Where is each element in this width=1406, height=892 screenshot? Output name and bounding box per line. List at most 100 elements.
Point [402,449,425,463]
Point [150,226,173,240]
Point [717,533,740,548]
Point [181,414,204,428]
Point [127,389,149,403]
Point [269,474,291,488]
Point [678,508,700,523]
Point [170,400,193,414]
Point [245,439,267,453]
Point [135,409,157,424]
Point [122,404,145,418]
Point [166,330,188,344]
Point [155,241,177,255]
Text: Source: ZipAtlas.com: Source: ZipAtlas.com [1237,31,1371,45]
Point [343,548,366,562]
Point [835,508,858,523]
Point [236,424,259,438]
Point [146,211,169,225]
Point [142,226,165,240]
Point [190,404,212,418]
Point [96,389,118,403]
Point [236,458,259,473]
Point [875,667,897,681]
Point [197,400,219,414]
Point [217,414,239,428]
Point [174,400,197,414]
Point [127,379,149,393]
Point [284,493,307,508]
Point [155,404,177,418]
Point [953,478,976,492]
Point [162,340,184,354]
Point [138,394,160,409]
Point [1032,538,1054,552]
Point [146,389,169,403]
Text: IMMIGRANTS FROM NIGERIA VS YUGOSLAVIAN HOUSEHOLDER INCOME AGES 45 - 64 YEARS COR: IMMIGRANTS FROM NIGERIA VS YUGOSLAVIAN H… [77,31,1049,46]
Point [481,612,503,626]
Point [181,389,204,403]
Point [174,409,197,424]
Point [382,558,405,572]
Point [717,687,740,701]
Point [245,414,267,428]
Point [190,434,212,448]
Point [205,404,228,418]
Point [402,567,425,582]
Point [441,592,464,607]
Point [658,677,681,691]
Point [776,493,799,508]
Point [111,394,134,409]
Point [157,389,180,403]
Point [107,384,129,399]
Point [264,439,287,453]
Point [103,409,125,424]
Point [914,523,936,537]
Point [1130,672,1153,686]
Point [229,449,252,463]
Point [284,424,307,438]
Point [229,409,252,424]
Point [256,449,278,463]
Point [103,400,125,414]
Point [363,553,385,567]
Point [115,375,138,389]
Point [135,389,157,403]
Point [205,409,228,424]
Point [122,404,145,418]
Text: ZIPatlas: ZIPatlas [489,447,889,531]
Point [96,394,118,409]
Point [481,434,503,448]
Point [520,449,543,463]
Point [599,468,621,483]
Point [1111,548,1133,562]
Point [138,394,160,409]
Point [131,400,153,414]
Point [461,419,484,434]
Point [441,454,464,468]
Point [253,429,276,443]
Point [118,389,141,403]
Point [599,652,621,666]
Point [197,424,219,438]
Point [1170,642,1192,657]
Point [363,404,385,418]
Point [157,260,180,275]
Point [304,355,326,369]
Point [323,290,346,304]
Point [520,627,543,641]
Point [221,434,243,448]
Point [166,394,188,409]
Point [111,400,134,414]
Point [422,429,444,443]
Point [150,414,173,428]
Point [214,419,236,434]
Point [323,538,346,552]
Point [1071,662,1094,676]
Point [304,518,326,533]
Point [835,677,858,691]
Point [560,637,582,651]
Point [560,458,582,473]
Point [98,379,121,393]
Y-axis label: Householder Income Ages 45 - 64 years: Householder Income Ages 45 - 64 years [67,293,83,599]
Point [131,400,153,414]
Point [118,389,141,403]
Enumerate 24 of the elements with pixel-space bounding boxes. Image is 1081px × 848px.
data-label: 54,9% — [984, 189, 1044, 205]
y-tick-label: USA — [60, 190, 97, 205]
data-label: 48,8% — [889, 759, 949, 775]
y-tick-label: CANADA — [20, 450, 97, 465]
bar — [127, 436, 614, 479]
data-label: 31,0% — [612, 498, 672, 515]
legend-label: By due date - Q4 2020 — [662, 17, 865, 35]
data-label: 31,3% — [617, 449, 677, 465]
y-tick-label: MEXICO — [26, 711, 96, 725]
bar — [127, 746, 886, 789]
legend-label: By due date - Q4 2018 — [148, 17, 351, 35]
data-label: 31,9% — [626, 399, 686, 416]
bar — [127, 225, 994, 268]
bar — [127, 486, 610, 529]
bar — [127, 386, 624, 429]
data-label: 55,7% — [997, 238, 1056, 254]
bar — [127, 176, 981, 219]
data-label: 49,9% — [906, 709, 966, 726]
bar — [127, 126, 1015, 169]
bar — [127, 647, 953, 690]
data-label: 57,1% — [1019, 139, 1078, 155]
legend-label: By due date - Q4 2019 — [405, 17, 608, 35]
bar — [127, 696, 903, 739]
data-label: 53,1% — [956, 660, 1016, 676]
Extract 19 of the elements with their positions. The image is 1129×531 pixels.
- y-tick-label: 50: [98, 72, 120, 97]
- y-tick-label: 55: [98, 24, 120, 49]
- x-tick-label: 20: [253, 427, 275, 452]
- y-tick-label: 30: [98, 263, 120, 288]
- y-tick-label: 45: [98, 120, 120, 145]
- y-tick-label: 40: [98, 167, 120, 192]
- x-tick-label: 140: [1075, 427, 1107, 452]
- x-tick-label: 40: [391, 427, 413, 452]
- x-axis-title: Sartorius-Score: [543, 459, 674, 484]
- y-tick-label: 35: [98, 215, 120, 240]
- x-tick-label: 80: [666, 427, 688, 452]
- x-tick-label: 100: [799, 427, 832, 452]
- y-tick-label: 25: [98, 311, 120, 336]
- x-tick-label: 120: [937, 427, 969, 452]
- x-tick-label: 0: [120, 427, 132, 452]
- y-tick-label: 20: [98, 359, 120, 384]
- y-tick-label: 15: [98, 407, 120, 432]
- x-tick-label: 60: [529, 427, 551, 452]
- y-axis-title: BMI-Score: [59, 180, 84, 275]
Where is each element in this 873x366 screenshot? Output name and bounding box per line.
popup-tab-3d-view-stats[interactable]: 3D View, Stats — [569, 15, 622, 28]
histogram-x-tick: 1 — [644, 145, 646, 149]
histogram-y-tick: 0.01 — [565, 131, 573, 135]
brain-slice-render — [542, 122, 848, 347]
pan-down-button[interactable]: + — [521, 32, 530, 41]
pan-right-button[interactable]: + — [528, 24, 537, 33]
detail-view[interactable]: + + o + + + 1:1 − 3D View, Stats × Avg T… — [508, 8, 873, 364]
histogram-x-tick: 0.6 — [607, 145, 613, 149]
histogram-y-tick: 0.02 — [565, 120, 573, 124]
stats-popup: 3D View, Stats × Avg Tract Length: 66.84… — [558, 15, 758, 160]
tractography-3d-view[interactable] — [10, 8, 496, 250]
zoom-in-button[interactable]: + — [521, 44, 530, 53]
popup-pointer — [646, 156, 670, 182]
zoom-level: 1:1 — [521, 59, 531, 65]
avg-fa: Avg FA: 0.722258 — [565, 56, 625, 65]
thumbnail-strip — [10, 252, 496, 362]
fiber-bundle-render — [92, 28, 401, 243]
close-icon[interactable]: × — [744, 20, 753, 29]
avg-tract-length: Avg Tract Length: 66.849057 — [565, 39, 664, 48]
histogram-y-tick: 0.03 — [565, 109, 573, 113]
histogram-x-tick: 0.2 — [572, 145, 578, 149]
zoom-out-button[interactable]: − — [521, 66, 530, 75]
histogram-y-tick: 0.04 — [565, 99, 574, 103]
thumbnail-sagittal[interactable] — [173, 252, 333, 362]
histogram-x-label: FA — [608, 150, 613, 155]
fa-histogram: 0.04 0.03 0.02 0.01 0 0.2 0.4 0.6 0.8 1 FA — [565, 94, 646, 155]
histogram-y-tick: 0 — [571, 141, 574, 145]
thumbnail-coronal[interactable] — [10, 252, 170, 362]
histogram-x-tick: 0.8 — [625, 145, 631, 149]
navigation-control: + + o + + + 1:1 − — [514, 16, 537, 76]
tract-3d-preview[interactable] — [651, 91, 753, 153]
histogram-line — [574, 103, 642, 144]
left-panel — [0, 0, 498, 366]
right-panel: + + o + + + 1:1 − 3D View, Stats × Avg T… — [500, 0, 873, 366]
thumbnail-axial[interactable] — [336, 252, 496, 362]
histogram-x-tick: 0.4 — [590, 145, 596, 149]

→ **Instructions to follow**:
How many rows in the entries above contain the string "line"? Case must match; give only the number.

→ **Result of this exercise**:
3